▸ **Consignes de travail**:
1. Traduisez en anglais la phrase suivante du texte sur les élections municipales : « L'État a beaucoup aidé cette municipalité à reconstruire une attractivité. »
2. Relevez tous les noms de personnes cités dans le texte sur les élections municipales.
3. Poursuivez le texte sur les élections municipales à partir de sa dernière phrase.

Atlantico : Dans quelles conditions socio-économiques les villes de Montreuil, Issy-les-Moulineaux et Saint-Denis abordent-elles les élections municipales ?

Élisabeth Dupoirier :Montreuil est à l'évidence une ville de classe moyenne de l'Île-de-France, c'est-à-dire plutôt jeune, parmi les plus diplômées, qui a donc des besoins très précis en équipements collectifs. Aujourd'hui, c'est l'une des communes bobo de l'est parisien. Issy-les-Moulineaux est sans doute plus équilibrée entre les catégories supérieures et les couches moyennes. Un peu comme Boulogne, c'est une population qui ne recherche la proximité avec Paris. C'est une commune dont la rénovation a commencé bien avant les deux autres d'ailleurs, notamment grâce à l'action de son maire André Santini, visionnaire sur les transformations que l'on pouvait apporter au tissu économique local et qui a su prendre le virage du high-tech tertiaire.

Quant à Saint-Denis, elle est représentative du reste du communisme municipal. L'État a beaucoup aidé cette municipalité à reconstruire une attractivité. Elle se compose de classes moyennes basses. C'est d'ailleurs là-dessus que mise l'équipe du maire sortant Didier Paillard avec toujours ce danger que la ville lui échappe et tombe dans le giron socialiste.

▸ **Entrées présentées**:
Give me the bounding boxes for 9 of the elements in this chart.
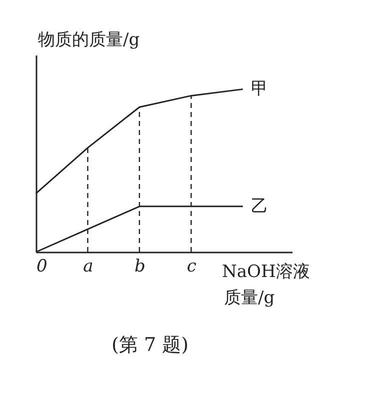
y-axis-title: 物质的质量/g xyxy=(38,30,140,50)
x-tick-label: a xyxy=(83,256,94,276)
series-label: 乙 xyxy=(250,196,268,216)
x-tick-label: b xyxy=(134,256,146,276)
text: (第 7 题) xyxy=(112,334,188,356)
x-tick-label: c xyxy=(186,256,197,276)
series-label: 甲 xyxy=(250,79,268,100)
x-tick-label: 0 xyxy=(36,256,48,276)
x-axis-title: NaOH溶液质量/g xyxy=(222,262,310,308)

▸ **Réponses attendues**:
1. The State greatly helped this municipality to rebuild its appeal.

2. Élisabeth Dupoirier, André Santini, Didier Paillard

3.
Franck Sottou : Indépendamment des politiques locales qui ont été menées, il existe des données objectives et objectivement, les trois communes ne partent pas avec les mêmes chances. Il n'y a pas de miracle. Un facteur très important est l'intercommunalité. Que ce soit pour Montreuil, pour Issy-les-Moulineaux ou pour Saint-Denis, l'intercommunalité monte en puissance. Le défi de politique fiscale dépend donc de la relation entre la commune et l'intercommunalité. C'est vraiment ça qui va changer la donne.

Au niveau des impôt locaux, on se retrouve avec des taux de 7 ou 8% qui sont égaux dans les trois communes. Ça veut dire que l'on a trois communes avec trois intercommunalités qui sont en train de monter en puissance.

A la base cependant, on a des situations très différentes et trois potentiels financiers. Issy-les-Moulineaux a 2.000 euros par habitant, Saint-Denis 1.400 et Montreuil 1.000. Cela se retrouve sur le différentiel de taux : Issy est à 8%, Saint-Denis à 11%, Montreuil à 17%. Finalement, Saint-Denis et Montreuil ne s'en tirent pas trop mal dans la mesure où leur capacité de financement est au-dessus de la moyenne de leur strate. L'argent ne s'est donc pas complétement perdu dans les sables  et les deux villes ont réussi à mettre de l'argent de côté. Pour quoi faire ? Est-ce que les services sont à la hauteur des attentes ? Est-ce que les investissements sont à la hauteur des attentes ? Dans une certaine mesure, oui. Mais Issy-les-Moulineaux a une capacité d'investissement supérieure aux deux autres.

Comment expliquer que les destins de ces trois villes aient tant divergé ? Quels facteurs permettent de l'expliquer ?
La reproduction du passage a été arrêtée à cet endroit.